── Фрагмент документа ──
А теперь Гевин Макнаб собирался дискредитировать научные доказательства Оскара Генриха: отпечатки двух рук, которые, по мнению криминалиста, однозначно указывали на то, что Арбакл совершил убийство.
— Когда-либо в тот день вы касались ее руки, прислоненной к двери? — задал вопрос Макнаб.
— Нет, сэр, — ответил «Толстяк».
Место свидетеля Арбакл покидал другим человеком: он превратился в невиновного, преследуемого лишь за свой звездный статус человека. Спустя три недели слушаний обе стороны представили суду заключительные заявления — страстные призывы к справедливости и возмездию. Защита утверждала, что научные изыскания Оскара — ерунда и никаких достоверных доказательств вины «Толстяка» Арбакла нет. 2 декабря дело передали на рассмотрение присяжным, и теперь судьбу актера решали семеро мужчин и пять женщин.
Члены жюри, закрывшись в кабинете, обсуждали свидетельские показания, научные доказательства и рассказ самого Арбакла. Они спорили сорок четыре часа… но так и не пришли к единому мнению. Десять проголосовали за оправдательный приговор, а двое против. Большинство присяжных не поверили прокурору. Один из двух присяжных, кто голосовал «против», почти не принимал участия в совещании, а вторая твердо придерживалась своей точки зрения, так как доверяла мнению Оскара Генриха относительно виновности Арбакла.
«Мне хватило анализа отпечатков пальцев, чтобы принять решение, — призналась Хелен Хаббард. — История Арбакла звучала совершенно неубедительно. Поэтому я проголосовала за обвинительный приговор, и никакая сила на небе или на земле не могла бы заставить меня изменить мнение»{263}.
───
── Показанные записи ──
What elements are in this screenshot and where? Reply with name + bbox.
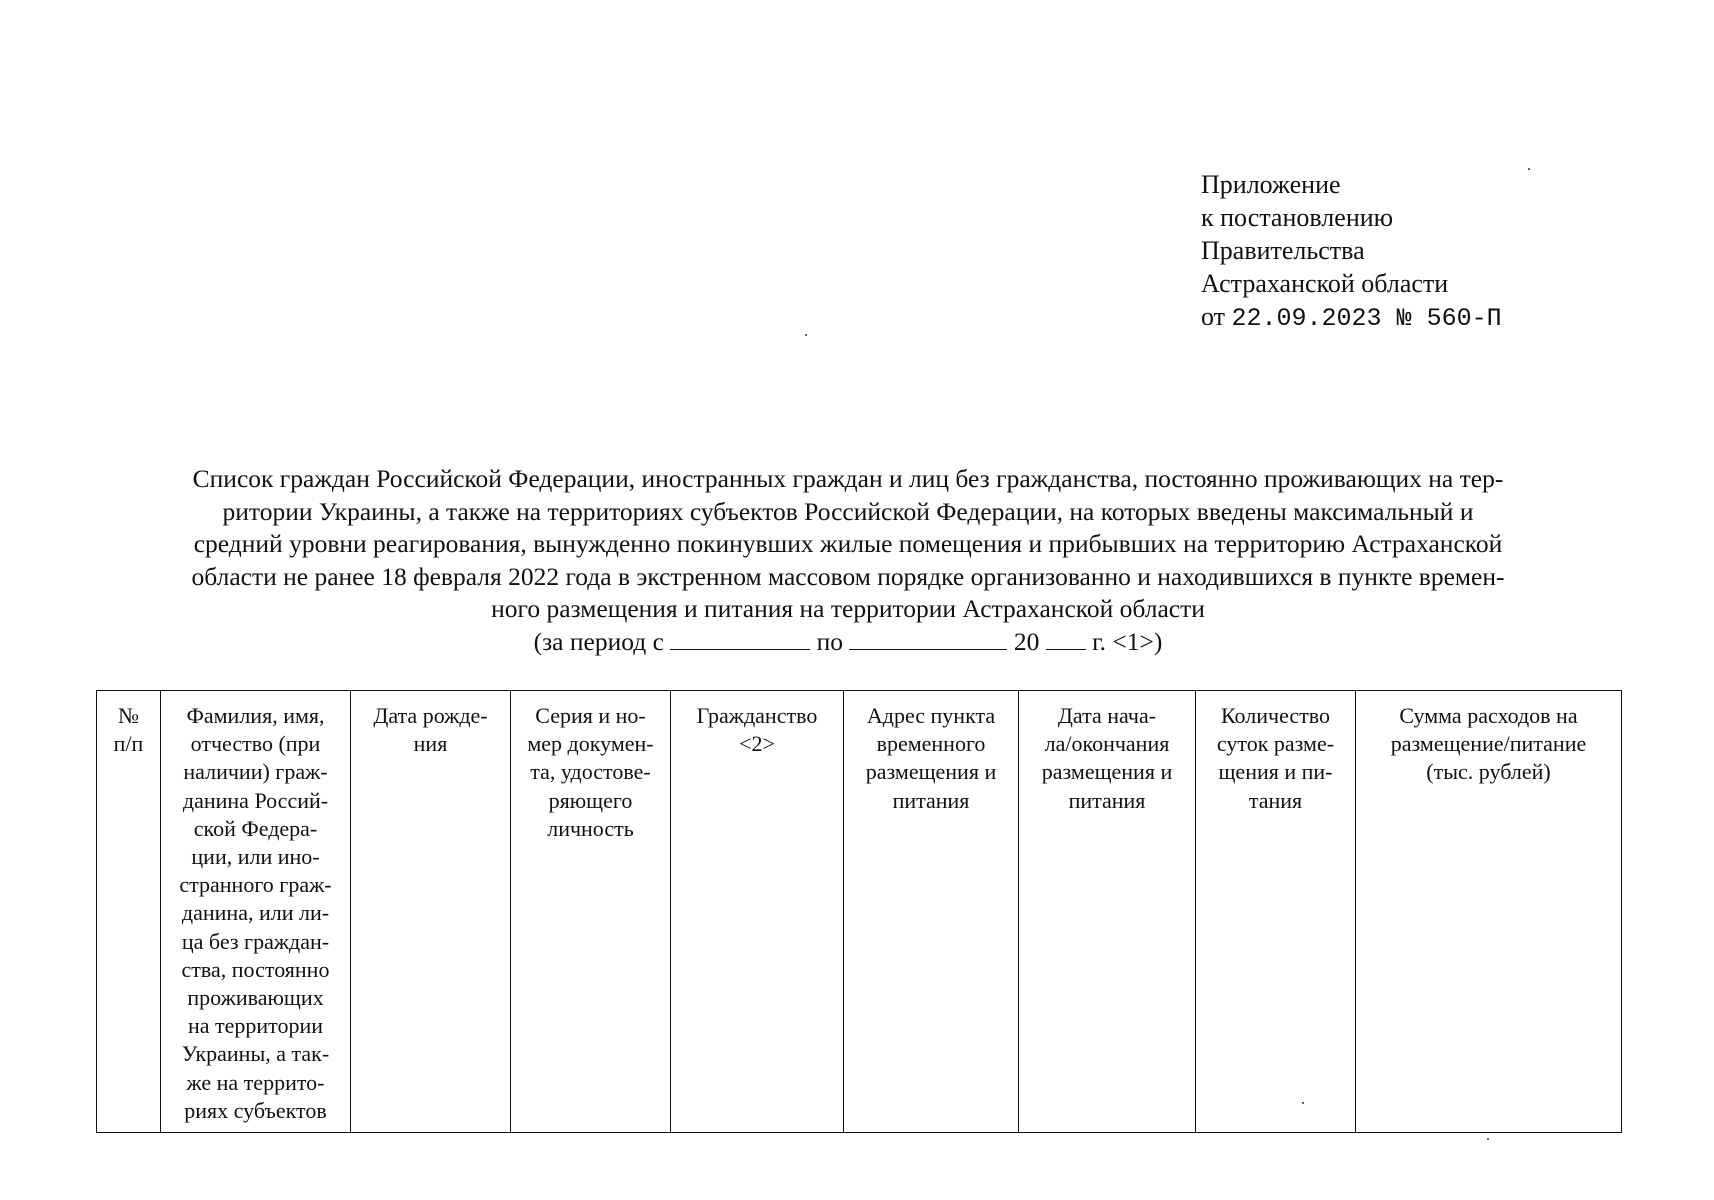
column-header-line: ла/окончания xyxy=(1044,731,1170,757)
column-header-line: странного граж- xyxy=(179,872,332,898)
column-header-line: проживающих xyxy=(187,985,324,1011)
appendix-line: Приложение xyxy=(1201,170,1341,199)
scan-speck xyxy=(1528,168,1530,170)
title-line: области не ранее 18 февраля 2022 года в экстренном массовом порядке организованно и находившихся в пункте времен- xyxy=(191,561,1505,591)
column-header-line: отчество (при xyxy=(190,731,321,757)
column-header-line: на территории xyxy=(187,1013,324,1039)
column-header-line: наличии) граж- xyxy=(183,759,328,785)
period-open: (за период с xyxy=(533,626,664,656)
column-header-line: ства, постоянно xyxy=(181,956,330,982)
column-header-line: п/п xyxy=(113,731,144,757)
column-header-expenses-sum xyxy=(1356,691,1622,1133)
title-line: Список граждан Российской Федерации, иностранных граждан и лиц без гражданства, постоянно проживающих на тер- xyxy=(192,464,1504,493)
column-header-line: ской Федера- xyxy=(193,815,318,841)
period-line xyxy=(96,626,1600,659)
column-header-line: № xyxy=(118,703,139,728)
column-header-line: личность xyxy=(547,815,634,841)
citizens-table xyxy=(96,690,1622,1133)
column-header-line: Адрес пункта xyxy=(866,703,996,728)
appendix-block xyxy=(1201,168,1502,335)
appendix-line: Правительства xyxy=(1201,236,1365,265)
period-from-blank xyxy=(670,627,810,650)
column-header-line: размещения и xyxy=(865,759,997,785)
column-header-line: <2> xyxy=(739,731,775,757)
title-line: средний уровни реагирования, вынужденно покинувших жилые помещения и прибывших на территорию Астраханской xyxy=(193,529,1503,558)
column-header-line: Фамилия, имя, xyxy=(186,703,325,728)
appendix-line: Астраханской области xyxy=(1201,269,1449,298)
column-header-line: Дата рожде- xyxy=(373,703,488,728)
scan-speck xyxy=(805,334,807,336)
column-header-line: щения и пи- xyxy=(1218,759,1333,785)
period-year-prefix: 20 xyxy=(1013,626,1040,656)
column-header-identity-document xyxy=(511,691,671,1133)
period-by: по xyxy=(816,626,844,656)
column-header-line: питания xyxy=(1068,787,1146,813)
column-header-line: Серия и но- xyxy=(535,703,646,728)
column-header-line: Дата нача- xyxy=(1057,703,1157,728)
scan-speck xyxy=(1487,1138,1489,1140)
title-line: ритории Украины, а также на территориях субъектов Российской Федерации, на которых введены максимальный и xyxy=(222,496,1474,526)
column-header-line: Гражданство xyxy=(696,703,818,728)
scan-speck xyxy=(1302,1102,1304,1104)
column-header-line: Количество xyxy=(1220,703,1331,728)
column-header-start-end-date xyxy=(1019,691,1196,1133)
column-header-line: ряющего xyxy=(548,787,633,813)
column-header-line: тания xyxy=(1248,787,1303,813)
column-header-line: данина, или ли- xyxy=(181,900,330,926)
appendix-line: к постановлению xyxy=(1201,203,1394,232)
appendix-date-number: 22.09.2023 № 560-П xyxy=(1231,304,1502,333)
title-line: ного размещения и питания на территории Астраханской области xyxy=(491,594,1205,623)
column-header-line: размещения и xyxy=(1041,759,1173,785)
column-header-line: Сумма расходов на xyxy=(1399,703,1578,728)
document-title xyxy=(96,463,1600,658)
column-header-number xyxy=(97,691,161,1133)
column-header-line: суток разме- xyxy=(1216,731,1335,757)
column-header-line: питания xyxy=(892,787,970,813)
column-header-line: та, удостове- xyxy=(530,759,651,785)
column-header-line: ца без граждан- xyxy=(181,928,330,954)
appendix-date-line xyxy=(1201,300,1502,335)
column-header-line: ции, или ино- xyxy=(191,844,320,870)
column-header-line: же на террито- xyxy=(186,1069,325,1095)
period-year-blank xyxy=(1046,627,1086,650)
column-header-accommodation-address xyxy=(844,691,1019,1133)
column-header-birth-date xyxy=(351,691,511,1133)
column-header-line: мер докумен- xyxy=(527,731,654,757)
column-header-line: (тыс. рублей) xyxy=(1426,759,1551,785)
period-to-blank xyxy=(849,627,1007,650)
column-header-full-name xyxy=(161,691,351,1133)
column-header-line: данина Россий- xyxy=(182,787,329,813)
column-header-citizenship xyxy=(671,691,844,1133)
column-header-line: Украины, а так- xyxy=(181,1041,330,1067)
column-header-line: размещение/питание xyxy=(1390,731,1587,757)
column-header-line: риях субъектов xyxy=(184,1097,327,1123)
appendix-date-prefix: от xyxy=(1201,302,1226,331)
column-header-line: ния xyxy=(413,731,448,757)
period-close: г. <1>) xyxy=(1092,626,1163,656)
column-header-days-count xyxy=(1196,691,1356,1133)
table-header-row xyxy=(97,691,1622,1133)
column-header-line: временного xyxy=(876,731,986,757)
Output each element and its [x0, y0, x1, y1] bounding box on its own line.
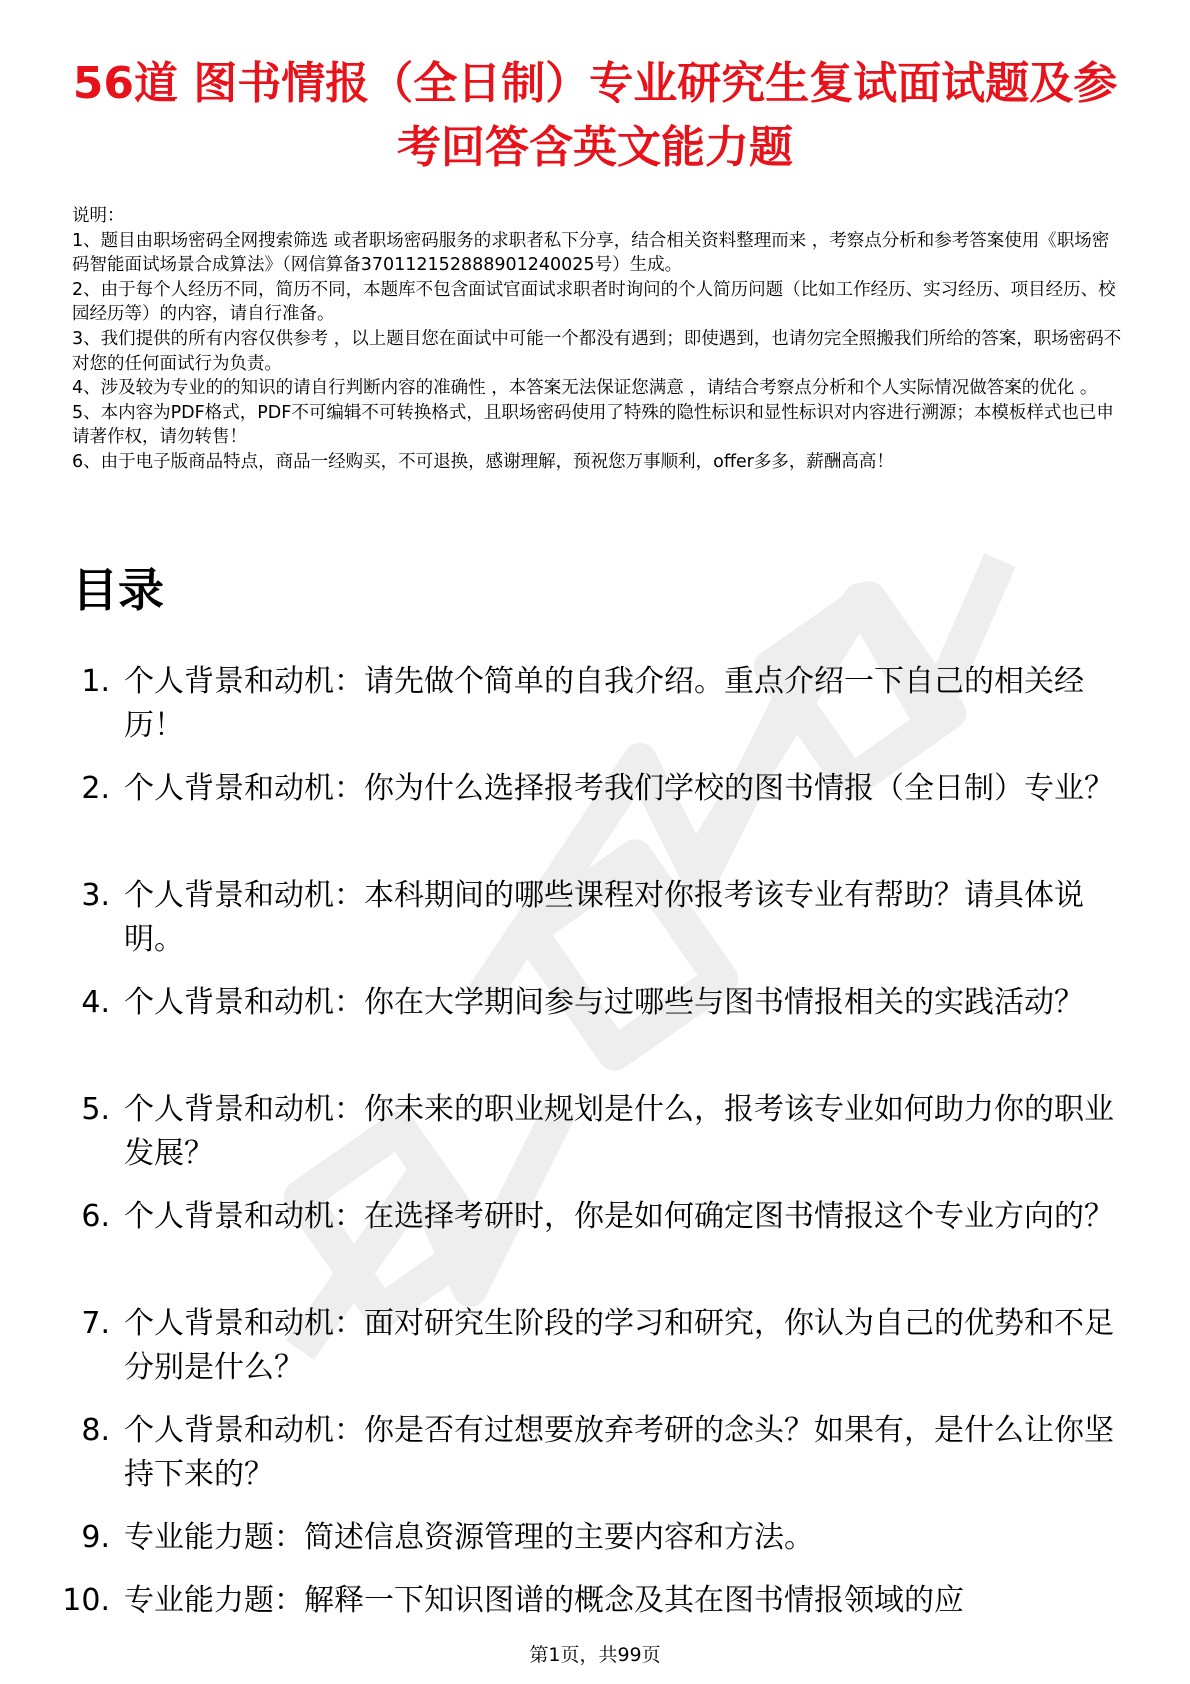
- toc-heading: 目录: [72, 563, 164, 617]
- toc-item-number: 7.: [81, 1306, 110, 1341]
- note-item: 6、由于电子版商品特点，商品一经购买，不可退换，感谢理解，预祝您万事顺利，offer多多，薪酬高高！: [72, 451, 894, 472]
- toc-item-number: 5.: [81, 1092, 110, 1127]
- toc-item-text: 个人背景和动机：在选择考研时，你是如何确定图书情报这个专业方向的？: [124, 1199, 1114, 1234]
- toc-item[interactable]: [60, 1579, 1120, 1623]
- toc-item-text: 个人背景和动机：本科期间的哪些课程对你报考该专业有帮助？请具体说明。: [124, 878, 1084, 957]
- toc-item[interactable]: [60, 660, 1120, 748]
- toc-item-number: 3.: [81, 878, 110, 913]
- note-item: 2、由于每个人经历不同，简历不同，本题库不包含面试官面试求职者时询问的个人简历问题（比如工作经历、实习经历、项目经历、校园经历等）的内容，请自行准备。: [72, 279, 1116, 325]
- toc-item-number: 8.: [81, 1413, 110, 1448]
- toc-item-text: 专业能力题：简述信息资源管理的主要内容和方法。: [124, 1520, 814, 1555]
- toc-item[interactable]: [60, 1195, 1120, 1283]
- notes-heading: 说明：: [72, 206, 125, 226]
- note-item: 5、本内容为PDF格式，PDF不可编辑不可转换格式，且职场密码使用了特殊的隐性标识和显性标识对内容进行溯源；本模板样式也已申请著作权，请勿转售！: [72, 402, 1114, 448]
- toc-item-text: 个人背景和动机：你为什么选择报考我们学校的图书情报（全日制）专业？: [124, 771, 1114, 806]
- toc-item-text: 个人背景和动机：你未来的职业规划是什么，报考该专业如何助力你的职业发展？: [124, 1092, 1114, 1171]
- toc-item-number: 2.: [81, 771, 110, 806]
- note-item: 3、我们提供的所有内容仅供参考 ，以上题目您在面试中可能一个都没有遇到；即使遇到，也请勿完全照搬我们所给的答案，职场密码不对您的任何面试行为负责。: [72, 328, 1122, 374]
- toc-list: [60, 660, 1120, 1642]
- toc-item-text: 个人背景和动机：你是否有过想要放弃考研的念头？如果有，是什么让你坚持下来的？: [124, 1413, 1114, 1492]
- toc-item-number: 6.: [81, 1199, 110, 1234]
- toc-item[interactable]: [60, 1088, 1120, 1176]
- toc-item-text: 个人背景和动机：面对研究生阶段的学习和研究，你认为自己的优势和不足分别是什么？: [124, 1306, 1114, 1385]
- toc-item-number: 10.: [62, 1583, 110, 1618]
- toc-item-number: 9.: [81, 1520, 110, 1555]
- toc-item[interactable]: [60, 1516, 1120, 1560]
- toc-item-text: 专业能力题：解释一下知识图谱的概念及其在图书情报领域的应: [124, 1583, 964, 1618]
- document-title: 56道 图书情报（全日制）专业研究生复试面试题及参考回答含英文能力题: [72, 58, 1118, 173]
- toc-item-text: 个人背景和动机：请先做个简单的自我介绍。重点介绍一下自己的相关经历！: [124, 664, 1084, 743]
- toc-item[interactable]: [60, 1409, 1120, 1497]
- toc-item-number: 1.: [81, 664, 110, 699]
- toc-item[interactable]: [60, 767, 1120, 855]
- toc-item[interactable]: [60, 981, 1120, 1069]
- notes-section: [72, 204, 1122, 475]
- toc-item-text: 个人背景和动机：你在大学期间参与过哪些与图书情报相关的实践活动？: [124, 985, 1084, 1020]
- toc-item[interactable]: [60, 1302, 1120, 1390]
- note-item: 1、题目由职场密码全网搜索筛选 或者职场密码服务的求职者私下分享，结合相关资料整理而来 ，考察点分析和参考答案使用《职场密码智能面试场景合成算法》（网信算备370112152888901240025号）生成。: [72, 230, 1110, 276]
- toc-item-number: 4.: [81, 985, 110, 1020]
- page-footer: 第1页，共99页: [529, 1644, 661, 1666]
- note-item: 4、涉及较为专业的的知识的请自行判断内容的准确性 ，本答案无法保证您满意 ，请结合考察点分析和个人实际情况做答案的优化 。: [72, 378, 1098, 399]
- toc-item[interactable]: [60, 874, 1120, 962]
───
▶ [Ваша задача] Изложите отрывок о суде над Арбаклом в двух предложениях.

▶ [Ответ на упражнение] Защита Арбакла в лице Гевина Макнаба оспаривала научные доказательства Оскара Генриха, отпечатки двух рук, и утверждала, что достоверных доказательств вины «Толстяка» Арбакла нет. Присяжные совещались сорок четыре часа, но так и не пришли к единому мнению: десять проголосовали за оправдательный приговор и двое против, причем Хелен Хаббард голосовала за обвинительный приговор на основании анализа отпечатков пальцев.